◆ Request ◆
From the listing below, pick out each line with the word "Beach".
───── Dataset
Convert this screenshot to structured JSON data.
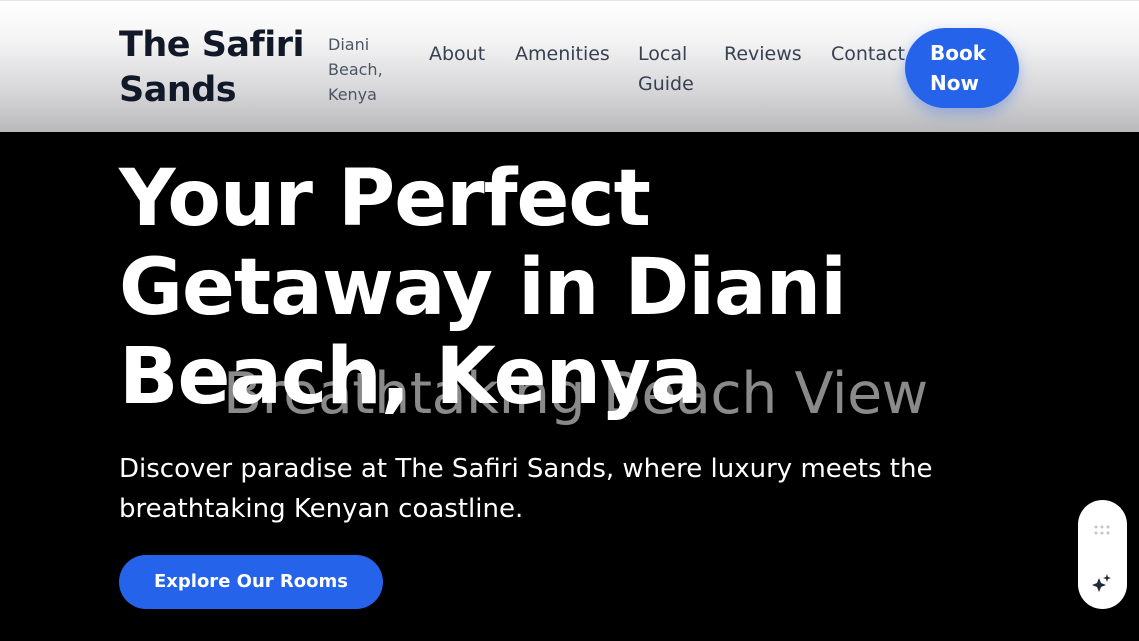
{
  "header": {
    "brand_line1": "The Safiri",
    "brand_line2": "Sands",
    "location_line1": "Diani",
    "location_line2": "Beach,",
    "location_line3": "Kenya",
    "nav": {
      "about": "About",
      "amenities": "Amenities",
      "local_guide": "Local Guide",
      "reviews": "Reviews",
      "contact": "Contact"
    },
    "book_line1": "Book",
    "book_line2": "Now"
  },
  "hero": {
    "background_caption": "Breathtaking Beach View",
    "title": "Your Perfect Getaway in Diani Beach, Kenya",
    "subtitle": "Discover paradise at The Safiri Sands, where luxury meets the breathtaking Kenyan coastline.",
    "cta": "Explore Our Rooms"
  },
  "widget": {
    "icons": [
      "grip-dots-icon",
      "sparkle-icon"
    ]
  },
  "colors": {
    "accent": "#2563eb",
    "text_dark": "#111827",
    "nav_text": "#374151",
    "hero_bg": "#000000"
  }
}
──────────
◆ Final result ◆
    "location_line2": "Beach,",
    "background_caption": "Breathtaking Beach View",
    "title": "Your Perfect Getaway in Diani Beach, Kenya",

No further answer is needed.